→ **Given passage**:
Start of Block

An attempt to address some of the drawbacks of DXA is made using ultrasonic methods. Quantitative Ultrasound (QUS) represents an umbrella of techniques that attempt to characterize the biomechanical strength of bones by measuring the parameters of ultrasound transmitted through the bone in-vivo 11. Most QUS techniques measure some variants of Broadband Ultrasonic Attenuation (BUA) or the Speed of Sound (SOS) of the ultrasonic pulse propagating through the bone. These parameters correspond to the amplitude and phase of the ultrasonic transfer function of the bone.
Theoretical models have shown that these parameters are affected by both bone density and microstructure and thus, at least on theoretical grounds, provide a better estimate of the risk of fracture. However, clinical use QUS has yet to demonstrate superiority over DXA or to show statistically significant successes in assessing the bone functional status. The reason for this might be the inherent insensitivity of ultrasound to molecular and functional changes in the tissue.
In contrast, optical methods are uniquely qualified for probing tissue functional status due to their inherent noninvasiveness and the highly informative content encoded in the spectral signatures of tissue constituents.
Attenburrow et al.—cited as Ugryumova, N., Matcher, S. J. & Attenburrow, D. P. Measurement of bone mineral density via light scattering, Physics in medicine and biology 49, 469 (2004)—have shown in-vitro that bone demineralization, such as present in osteoporosis, causes great changes in the absorption and scattering properties of the bone. Pifferi, A. et al. Optical biopsy of bone tissue: a step toward the diagnosis of bone pathologies. Journal of Biomedical Optics 9, 474 (2004) have shown in-vivo that the near Infrared (NIR) optical absorption and transmission through the calcaneus bone are dependent on the age of the subject and are related to the state of the bone. However, pure optical methods which rely upon scattered photons which escape the tissue through transmission or back reflection are limited in their imaging depth or resolution due to their reliance on very weak signals. This is especially true in bone tissue where the overwhelming scattering (μs_150 cm−1 at NIR wavelengths 18) greatly restricts the number of photons reaching the detector.
Photoacoustic (PA) imaging is renowned for its ability to produce high resolution in-vivo images at depths where none of the other optical bio-imaging techniques can. PA signals carries information about the molecular content and functional state at the absorption sites due to the direct dependence of PA signal generation on the absorption properties of the medium.
When a short laser pulse irradiates an absorbing medium there is local absorption, which leads to local heating and local expansion. This local expansion leads to ultrasonic pressure waves that travel through the medium at the speed of sound, and can be recorded using high frequency pressure sensors. The slow speed of sound in tissue (˜1500 m/s) in comparison to the speed of light allows for the time resolved detection of these pressure waves and the determination of depth from where these pressure waves originated. By using an array of sensors the temporal delay of the incoming pressure wave fronts can be combined into an ultrasound image.
Although the technology is still in its infancy, photoacoustic imaging is being employed in the development of various devices. Such devices include breast cancer detection equipment, as well as equipment used for measuring oxygenation levels. In both cases, the change in the optical properties of blood in respect to oxygen saturation and the strong optical contrast between hemoglobin and surrounding tissue is utilized. Recently, Zhao et al. have demonstrated single wavelength photoacoustic excitation and detection on bone samples coated with Gelatin. They used low frequency ultrasound of 50 kHz to investigate the slow Fundamental Flexural Guided Wave.

End of Block

→ **Task requirements**:
[1] In the passage on bone imaging methods, what do most Quantitative Ultrasound techniques measure?
[2] Using the passage on bone imaging methods, explain why pure optical methods are limited in imaging depth or resolution, especially in bone.

→ **Record extracts**:
Start of Block

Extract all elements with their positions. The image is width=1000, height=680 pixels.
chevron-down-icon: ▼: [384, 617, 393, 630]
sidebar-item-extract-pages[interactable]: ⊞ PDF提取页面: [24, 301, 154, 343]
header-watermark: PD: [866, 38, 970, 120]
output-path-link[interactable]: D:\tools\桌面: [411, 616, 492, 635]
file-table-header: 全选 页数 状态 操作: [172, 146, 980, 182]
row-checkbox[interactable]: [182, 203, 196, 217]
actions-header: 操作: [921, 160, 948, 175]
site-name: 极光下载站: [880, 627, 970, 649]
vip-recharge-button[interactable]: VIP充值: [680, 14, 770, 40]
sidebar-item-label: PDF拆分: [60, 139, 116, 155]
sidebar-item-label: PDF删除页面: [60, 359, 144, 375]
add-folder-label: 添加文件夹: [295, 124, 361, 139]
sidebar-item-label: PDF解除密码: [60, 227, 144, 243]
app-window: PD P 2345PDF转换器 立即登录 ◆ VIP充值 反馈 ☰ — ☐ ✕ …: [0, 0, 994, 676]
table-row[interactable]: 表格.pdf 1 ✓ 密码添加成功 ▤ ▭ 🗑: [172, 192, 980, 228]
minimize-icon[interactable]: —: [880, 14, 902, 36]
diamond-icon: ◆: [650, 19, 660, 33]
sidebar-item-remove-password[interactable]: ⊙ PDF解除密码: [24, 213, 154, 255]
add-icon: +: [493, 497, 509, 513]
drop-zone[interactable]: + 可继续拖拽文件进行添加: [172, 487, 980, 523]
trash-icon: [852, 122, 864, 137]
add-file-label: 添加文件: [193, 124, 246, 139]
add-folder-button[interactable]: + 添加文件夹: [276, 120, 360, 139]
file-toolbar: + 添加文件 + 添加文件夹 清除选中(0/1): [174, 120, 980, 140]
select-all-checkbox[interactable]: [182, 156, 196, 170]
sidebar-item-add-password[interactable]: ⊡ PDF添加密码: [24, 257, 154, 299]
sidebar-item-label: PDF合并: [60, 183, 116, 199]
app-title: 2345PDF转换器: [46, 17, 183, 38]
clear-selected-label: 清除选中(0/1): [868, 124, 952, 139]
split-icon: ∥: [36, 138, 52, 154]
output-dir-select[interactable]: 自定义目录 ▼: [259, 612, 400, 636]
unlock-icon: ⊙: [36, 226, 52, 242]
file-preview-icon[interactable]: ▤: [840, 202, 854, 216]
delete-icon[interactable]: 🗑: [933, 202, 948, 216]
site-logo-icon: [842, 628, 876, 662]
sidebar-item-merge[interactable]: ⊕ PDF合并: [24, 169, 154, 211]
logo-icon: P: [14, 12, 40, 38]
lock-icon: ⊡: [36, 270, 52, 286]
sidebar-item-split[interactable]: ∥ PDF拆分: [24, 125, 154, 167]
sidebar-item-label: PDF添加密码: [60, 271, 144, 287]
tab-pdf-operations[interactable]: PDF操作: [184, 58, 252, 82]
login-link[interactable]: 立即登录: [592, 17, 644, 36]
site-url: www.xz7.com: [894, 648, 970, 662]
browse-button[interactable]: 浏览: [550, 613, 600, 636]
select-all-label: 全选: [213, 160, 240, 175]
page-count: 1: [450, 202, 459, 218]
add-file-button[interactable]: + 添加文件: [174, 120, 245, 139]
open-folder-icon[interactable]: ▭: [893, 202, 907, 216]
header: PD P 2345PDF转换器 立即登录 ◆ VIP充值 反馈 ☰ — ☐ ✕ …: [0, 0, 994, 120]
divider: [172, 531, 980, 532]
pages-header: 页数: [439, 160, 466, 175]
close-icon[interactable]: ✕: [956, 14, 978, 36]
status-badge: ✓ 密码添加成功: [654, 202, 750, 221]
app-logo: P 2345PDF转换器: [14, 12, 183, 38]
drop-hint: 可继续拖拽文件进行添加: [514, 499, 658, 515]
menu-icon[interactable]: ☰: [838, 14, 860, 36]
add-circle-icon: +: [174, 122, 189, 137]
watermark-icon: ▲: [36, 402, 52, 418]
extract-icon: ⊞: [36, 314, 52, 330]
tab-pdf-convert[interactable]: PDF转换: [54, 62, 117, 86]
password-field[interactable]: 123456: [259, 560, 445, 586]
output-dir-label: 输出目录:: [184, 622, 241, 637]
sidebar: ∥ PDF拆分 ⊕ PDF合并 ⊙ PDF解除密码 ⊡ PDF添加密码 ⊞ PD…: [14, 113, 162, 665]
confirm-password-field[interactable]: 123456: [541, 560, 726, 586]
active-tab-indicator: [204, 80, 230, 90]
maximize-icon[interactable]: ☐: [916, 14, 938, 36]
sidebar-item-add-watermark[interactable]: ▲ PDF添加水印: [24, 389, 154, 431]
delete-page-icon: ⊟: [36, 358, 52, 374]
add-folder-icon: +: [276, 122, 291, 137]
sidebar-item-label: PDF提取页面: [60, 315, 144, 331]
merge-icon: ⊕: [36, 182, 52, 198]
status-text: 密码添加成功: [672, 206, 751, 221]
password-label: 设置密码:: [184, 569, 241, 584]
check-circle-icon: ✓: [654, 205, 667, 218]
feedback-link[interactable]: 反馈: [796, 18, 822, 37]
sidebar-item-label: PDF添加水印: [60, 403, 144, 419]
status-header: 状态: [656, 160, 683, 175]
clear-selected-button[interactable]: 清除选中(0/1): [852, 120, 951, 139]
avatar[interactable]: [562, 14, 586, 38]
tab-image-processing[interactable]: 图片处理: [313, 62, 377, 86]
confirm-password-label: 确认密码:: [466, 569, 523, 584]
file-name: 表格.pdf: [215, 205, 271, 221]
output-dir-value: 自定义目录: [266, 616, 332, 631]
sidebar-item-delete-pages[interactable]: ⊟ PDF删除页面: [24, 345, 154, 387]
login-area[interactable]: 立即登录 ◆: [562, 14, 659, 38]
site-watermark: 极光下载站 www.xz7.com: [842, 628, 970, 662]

End of Block

→ **Task answers**:
[1] They measure some variant of Broadband Ultrasonic Attenuation (BUA) or the Speed of Sound (SOS) of the ultrasonic pulse propagating through the bone.

[2] Pure optical methods depend on scattered photons that leave the tissue by transmission or back reflection, so they rely on very weak signals. In bone, the overwhelming scattering at NIR wavelengths greatly restricts the number of photons that reach the detector.